## PROBLEM DETAILS
Determine the number of lines in these entries that hold the word "características". Give the number and nothing more.

## ROWS
==*==

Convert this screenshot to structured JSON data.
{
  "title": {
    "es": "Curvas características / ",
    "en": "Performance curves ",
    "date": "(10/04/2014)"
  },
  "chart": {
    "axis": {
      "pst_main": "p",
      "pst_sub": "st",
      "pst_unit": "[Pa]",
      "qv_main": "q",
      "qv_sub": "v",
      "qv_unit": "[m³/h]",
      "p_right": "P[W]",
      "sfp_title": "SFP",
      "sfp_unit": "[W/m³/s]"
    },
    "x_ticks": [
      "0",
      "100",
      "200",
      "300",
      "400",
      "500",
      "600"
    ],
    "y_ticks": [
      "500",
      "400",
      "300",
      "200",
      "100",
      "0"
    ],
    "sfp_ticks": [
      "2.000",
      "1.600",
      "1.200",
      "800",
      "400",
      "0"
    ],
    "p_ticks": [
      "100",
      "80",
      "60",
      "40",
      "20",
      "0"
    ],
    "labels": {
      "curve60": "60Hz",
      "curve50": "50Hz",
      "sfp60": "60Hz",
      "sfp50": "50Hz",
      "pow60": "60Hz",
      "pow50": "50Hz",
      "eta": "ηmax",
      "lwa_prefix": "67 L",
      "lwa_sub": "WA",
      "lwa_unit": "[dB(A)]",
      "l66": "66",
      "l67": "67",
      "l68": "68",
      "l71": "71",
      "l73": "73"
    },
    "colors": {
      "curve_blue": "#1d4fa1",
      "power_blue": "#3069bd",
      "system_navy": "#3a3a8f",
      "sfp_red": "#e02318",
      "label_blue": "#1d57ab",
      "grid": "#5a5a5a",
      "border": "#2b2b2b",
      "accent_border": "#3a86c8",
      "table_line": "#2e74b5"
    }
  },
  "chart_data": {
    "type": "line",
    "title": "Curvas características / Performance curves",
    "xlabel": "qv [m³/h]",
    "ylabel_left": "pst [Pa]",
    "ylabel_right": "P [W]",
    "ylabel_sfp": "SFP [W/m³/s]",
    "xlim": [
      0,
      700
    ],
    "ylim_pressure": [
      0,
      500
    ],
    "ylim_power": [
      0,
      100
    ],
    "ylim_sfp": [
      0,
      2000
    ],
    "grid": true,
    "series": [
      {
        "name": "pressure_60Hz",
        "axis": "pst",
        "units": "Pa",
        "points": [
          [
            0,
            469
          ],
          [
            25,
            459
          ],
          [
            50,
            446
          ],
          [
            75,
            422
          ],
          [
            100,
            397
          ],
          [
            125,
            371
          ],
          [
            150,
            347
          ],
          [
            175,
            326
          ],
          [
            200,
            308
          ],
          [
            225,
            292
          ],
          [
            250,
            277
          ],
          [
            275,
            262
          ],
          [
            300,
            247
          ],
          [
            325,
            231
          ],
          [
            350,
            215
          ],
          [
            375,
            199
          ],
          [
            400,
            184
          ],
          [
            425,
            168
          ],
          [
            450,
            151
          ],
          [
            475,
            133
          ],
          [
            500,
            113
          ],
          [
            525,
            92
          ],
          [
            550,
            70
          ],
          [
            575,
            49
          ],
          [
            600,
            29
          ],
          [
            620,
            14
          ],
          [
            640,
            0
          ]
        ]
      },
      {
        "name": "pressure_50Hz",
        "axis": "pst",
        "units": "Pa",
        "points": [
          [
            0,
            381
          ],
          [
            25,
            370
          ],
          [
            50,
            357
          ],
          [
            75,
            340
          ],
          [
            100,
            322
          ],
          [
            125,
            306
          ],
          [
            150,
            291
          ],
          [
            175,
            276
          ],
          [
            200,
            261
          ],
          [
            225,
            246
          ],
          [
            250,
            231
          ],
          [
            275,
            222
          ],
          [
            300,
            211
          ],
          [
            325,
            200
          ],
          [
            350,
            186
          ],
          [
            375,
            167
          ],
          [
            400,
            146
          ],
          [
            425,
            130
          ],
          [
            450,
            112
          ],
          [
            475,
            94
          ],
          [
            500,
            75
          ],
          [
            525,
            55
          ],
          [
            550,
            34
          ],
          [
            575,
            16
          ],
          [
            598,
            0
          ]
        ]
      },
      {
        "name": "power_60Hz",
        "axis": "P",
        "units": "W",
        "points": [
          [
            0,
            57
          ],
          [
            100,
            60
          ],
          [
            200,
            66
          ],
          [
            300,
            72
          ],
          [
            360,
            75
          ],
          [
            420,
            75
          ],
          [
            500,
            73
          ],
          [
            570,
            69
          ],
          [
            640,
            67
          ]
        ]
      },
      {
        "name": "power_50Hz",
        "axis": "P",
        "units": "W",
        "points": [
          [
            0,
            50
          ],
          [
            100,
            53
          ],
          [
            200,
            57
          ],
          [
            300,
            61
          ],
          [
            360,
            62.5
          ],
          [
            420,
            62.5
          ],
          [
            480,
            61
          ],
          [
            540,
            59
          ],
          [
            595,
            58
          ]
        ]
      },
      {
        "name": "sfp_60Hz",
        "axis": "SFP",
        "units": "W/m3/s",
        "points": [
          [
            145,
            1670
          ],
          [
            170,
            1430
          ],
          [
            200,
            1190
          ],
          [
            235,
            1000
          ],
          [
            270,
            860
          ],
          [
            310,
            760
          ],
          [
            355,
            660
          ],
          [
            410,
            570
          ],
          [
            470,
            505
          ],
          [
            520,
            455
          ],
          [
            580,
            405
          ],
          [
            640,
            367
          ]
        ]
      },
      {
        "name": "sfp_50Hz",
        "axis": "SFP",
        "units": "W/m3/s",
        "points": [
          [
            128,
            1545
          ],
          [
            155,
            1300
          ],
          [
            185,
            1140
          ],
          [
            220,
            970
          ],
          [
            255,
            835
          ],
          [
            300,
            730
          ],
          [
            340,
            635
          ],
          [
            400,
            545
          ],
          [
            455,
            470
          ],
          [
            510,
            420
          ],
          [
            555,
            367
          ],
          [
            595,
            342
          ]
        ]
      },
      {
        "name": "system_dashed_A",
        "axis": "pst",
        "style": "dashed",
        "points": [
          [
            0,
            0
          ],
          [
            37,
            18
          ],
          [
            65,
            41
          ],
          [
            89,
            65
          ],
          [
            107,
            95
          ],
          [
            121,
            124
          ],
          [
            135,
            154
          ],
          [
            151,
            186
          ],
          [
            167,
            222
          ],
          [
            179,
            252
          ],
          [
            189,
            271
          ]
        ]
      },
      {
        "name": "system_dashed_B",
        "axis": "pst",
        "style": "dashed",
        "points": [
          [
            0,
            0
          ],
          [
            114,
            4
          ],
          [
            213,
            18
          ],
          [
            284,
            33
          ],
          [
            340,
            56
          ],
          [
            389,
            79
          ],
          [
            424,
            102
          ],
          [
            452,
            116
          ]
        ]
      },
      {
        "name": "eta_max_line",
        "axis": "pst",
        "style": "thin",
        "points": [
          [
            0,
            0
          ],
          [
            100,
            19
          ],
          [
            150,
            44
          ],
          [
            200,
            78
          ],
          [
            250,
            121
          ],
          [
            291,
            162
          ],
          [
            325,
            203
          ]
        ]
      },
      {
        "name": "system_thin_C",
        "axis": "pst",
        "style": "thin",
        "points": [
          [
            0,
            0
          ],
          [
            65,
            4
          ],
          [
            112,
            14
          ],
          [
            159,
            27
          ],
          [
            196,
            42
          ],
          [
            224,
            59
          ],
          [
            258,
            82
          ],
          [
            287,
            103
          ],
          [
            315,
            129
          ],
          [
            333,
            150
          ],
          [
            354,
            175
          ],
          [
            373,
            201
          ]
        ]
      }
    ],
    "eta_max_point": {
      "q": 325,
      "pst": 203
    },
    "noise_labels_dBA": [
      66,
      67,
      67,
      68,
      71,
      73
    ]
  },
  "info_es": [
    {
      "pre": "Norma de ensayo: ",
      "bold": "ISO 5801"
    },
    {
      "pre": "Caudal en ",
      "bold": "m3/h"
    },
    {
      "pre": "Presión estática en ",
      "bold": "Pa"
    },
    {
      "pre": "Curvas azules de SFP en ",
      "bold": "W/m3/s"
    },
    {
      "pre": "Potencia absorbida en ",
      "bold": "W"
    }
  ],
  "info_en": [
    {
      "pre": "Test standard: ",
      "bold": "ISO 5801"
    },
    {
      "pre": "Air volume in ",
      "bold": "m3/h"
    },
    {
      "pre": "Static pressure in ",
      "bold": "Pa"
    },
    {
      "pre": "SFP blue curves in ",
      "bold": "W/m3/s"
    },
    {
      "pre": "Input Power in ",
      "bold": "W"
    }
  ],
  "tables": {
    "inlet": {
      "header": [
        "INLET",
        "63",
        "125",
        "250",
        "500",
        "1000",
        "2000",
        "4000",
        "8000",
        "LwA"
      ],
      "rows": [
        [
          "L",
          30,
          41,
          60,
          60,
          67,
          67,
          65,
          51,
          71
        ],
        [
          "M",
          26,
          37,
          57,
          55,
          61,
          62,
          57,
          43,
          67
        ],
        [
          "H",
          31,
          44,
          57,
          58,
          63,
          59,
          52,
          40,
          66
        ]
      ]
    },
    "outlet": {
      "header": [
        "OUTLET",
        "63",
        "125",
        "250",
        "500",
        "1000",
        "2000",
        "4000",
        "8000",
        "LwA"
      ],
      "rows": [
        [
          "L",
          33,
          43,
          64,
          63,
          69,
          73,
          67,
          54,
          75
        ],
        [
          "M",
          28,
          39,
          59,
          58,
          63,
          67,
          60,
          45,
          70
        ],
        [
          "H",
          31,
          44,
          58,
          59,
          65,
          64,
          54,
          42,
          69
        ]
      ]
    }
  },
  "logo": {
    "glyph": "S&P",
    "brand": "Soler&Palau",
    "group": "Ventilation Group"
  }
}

==*==

## EXERCISE ANSWER
2